(Items from a data source)
★ ★ ★ ★ ★

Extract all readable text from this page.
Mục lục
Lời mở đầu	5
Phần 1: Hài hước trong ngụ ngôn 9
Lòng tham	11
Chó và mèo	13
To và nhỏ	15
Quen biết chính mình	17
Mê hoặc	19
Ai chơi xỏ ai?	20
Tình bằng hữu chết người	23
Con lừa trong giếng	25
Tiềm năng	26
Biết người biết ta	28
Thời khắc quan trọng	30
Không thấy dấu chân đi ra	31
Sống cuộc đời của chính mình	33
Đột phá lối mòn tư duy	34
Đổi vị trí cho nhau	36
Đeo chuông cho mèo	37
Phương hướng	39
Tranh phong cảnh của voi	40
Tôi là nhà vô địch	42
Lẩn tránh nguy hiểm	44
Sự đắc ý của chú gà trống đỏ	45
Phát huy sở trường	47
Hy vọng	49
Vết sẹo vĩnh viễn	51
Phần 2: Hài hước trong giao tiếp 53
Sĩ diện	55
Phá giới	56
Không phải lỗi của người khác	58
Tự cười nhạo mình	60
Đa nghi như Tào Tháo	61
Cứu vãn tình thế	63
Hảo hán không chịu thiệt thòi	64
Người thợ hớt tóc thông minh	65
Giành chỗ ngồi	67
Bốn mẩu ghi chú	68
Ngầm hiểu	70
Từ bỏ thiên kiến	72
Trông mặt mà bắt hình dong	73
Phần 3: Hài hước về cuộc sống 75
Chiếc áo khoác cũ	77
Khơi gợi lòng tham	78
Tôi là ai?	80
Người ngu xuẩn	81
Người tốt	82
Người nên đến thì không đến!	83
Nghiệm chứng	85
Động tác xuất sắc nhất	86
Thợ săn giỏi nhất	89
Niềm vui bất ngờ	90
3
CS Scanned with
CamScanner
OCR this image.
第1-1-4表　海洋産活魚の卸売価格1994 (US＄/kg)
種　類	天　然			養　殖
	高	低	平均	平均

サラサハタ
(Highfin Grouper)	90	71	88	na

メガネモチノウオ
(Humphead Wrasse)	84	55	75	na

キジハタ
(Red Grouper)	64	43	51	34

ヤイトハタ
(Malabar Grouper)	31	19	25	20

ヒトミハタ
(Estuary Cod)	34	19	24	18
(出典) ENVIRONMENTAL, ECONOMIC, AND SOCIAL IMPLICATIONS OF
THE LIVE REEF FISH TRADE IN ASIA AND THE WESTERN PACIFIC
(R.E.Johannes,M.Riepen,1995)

★ ★ ★ ★ ★

# Directive:
Restate each entry exactly, skipping none.

# Result below:
Extract all readable text from this page.
Mục lục
Lời mở đầu	5
Phần 1: Hài hước trong ngụ ngôn 9
Lòng tham	11
Chó và mèo	13
To và nhỏ	15
Quen biết chính mình	17
Mê hoặc	19
Ai chơi xỏ ai?	20
Tình bằng hữu chết người	23
Con lừa trong giếng	25
Tiềm năng	26
Biết người biết ta	28
Thời khắc quan trọng	30
Không thấy dấu chân đi ra	31
Sống cuộc đời của chính mình	33
Đột phá lối mòn tư duy	34
Đổi vị trí cho nhau	36
Đeo chuông cho mèo	37
Phương hướng	39
Tranh phong cảnh của voi	40
Tôi là nhà vô địch	42
Lẩn tránh nguy hiểm	44
Sự đắc ý của chú gà trống đỏ	45
Phát huy sở trường	47
Hy vọng	49
Vết sẹo vĩnh viễn	51
Phần 2: Hài hước trong giao tiếp 53
Sĩ diện	55
Phá giới	56
Không phải lỗi của người khác	58
Tự cười nhạo mình	60
Đa nghi như Tào Tháo	61
Cứu vãn tình thế	63
Hảo hán không chịu thiệt thòi	64
Người thợ hớt tóc thông minh	65
Giành chỗ ngồi	67
Bốn mẩu ghi chú	68
Ngầm hiểu	70
Từ bỏ thiên kiến	72
Trông mặt mà bắt hình dong	73
Phần 3: Hài hước về cuộc sống 75
Chiếc áo khoác cũ	77
Khơi gợi lòng tham	78
Tôi là ai?	80
Người ngu xuẩn	81
Người tốt	82
Người nên đến thì không đến!	83
Nghiệm chứng	85
Động tác xuất sắc nhất	86
Thợ săn giỏi nhất	89
Niềm vui bất ngờ	90
3
CS Scanned with
CamScanner
OCR this image.
第1-1-4表　海洋産活魚の卸売価格1994 (US＄/kg)
種　類	天　然			養　殖
	高	低	平均	平均

サラサハタ
(Highfin Grouper)	90	71	88	na

メガネモチノウオ
(Humphead Wrasse)	84	55	75	na

キジハタ
(Red Grouper)	64	43	51	34

ヤイトハタ
(Malabar Grouper)	31	19	25	20

ヒトミハタ
(Estuary Cod)	34	19	24	18
(出典) ENVIRONMENTAL, ECONOMIC, AND SOCIAL IMPLICATIONS OF
THE LIVE REEF FISH TRADE IN ASIA AND THE WESTERN PACIFIC
(R.E.Johannes,M.Riepen,1995)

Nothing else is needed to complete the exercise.